Your instructions: Locate each line below that includes "Application" and reproduce it.

Data extract:

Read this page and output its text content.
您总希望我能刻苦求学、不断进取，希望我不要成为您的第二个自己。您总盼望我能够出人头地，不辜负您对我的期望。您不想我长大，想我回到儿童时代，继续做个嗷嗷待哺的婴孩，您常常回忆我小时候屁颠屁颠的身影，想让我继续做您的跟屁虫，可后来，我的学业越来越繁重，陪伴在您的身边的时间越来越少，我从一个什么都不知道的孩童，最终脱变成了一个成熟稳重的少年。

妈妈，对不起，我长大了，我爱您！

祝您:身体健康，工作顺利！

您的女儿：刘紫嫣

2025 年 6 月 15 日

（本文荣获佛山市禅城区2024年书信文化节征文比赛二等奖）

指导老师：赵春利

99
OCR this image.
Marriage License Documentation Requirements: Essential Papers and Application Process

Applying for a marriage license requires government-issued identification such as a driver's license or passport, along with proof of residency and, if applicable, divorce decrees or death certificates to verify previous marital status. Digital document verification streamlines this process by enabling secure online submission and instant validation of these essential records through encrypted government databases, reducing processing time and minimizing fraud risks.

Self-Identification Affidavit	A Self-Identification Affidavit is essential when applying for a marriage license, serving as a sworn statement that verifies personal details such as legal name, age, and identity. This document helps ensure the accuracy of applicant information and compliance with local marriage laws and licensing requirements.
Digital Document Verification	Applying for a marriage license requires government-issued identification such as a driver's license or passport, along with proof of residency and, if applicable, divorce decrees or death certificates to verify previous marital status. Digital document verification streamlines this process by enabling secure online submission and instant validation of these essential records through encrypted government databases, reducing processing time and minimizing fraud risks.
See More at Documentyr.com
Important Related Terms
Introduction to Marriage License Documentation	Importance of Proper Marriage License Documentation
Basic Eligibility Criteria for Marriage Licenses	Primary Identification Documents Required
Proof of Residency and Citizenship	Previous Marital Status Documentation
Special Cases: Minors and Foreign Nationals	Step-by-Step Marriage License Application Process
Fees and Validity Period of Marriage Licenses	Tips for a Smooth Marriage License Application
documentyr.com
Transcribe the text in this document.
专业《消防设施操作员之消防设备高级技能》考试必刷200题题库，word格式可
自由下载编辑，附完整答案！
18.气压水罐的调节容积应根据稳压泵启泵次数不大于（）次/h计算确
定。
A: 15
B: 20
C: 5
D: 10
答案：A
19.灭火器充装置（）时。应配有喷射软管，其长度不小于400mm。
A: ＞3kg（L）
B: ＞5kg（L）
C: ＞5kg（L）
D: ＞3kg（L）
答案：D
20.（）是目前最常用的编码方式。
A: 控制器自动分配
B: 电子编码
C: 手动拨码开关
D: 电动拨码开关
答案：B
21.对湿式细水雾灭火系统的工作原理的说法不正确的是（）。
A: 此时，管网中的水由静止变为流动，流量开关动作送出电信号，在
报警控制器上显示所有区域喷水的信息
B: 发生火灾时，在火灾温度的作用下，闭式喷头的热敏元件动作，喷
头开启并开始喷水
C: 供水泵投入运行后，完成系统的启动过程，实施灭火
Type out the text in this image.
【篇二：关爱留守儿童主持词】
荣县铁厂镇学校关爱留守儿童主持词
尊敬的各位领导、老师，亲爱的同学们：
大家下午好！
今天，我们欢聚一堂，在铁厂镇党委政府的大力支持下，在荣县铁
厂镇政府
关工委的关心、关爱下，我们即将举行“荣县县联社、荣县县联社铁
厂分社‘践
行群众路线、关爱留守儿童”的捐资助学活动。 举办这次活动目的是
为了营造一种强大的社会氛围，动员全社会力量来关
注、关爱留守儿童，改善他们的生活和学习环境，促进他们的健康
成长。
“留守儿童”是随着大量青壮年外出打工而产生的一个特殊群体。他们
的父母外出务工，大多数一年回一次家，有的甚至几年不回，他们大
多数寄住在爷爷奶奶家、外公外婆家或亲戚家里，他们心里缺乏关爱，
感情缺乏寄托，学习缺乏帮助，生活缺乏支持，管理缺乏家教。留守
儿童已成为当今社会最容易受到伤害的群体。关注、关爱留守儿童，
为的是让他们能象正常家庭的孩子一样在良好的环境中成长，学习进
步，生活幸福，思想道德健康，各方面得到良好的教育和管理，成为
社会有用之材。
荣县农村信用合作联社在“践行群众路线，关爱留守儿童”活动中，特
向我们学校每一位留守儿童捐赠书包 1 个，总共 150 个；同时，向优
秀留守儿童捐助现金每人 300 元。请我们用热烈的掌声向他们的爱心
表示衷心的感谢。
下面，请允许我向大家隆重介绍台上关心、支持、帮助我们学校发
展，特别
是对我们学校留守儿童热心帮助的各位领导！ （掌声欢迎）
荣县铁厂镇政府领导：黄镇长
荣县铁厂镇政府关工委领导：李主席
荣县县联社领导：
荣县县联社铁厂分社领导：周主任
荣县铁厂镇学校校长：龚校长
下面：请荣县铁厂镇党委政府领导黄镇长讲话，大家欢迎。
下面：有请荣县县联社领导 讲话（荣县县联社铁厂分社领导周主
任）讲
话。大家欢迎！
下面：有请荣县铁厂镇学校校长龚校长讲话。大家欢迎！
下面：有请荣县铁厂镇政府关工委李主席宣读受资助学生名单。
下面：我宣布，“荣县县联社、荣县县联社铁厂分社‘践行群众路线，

Exercise answer:
Marriage License Documentation Requirements: Essential Papers and Application Process
Special Cases: Minors and Foreign Nationals	Step-by-Step Marriage License Application Process
Fees and Validity Period of Marriage Licenses	Tips for a Smooth Marriage License Application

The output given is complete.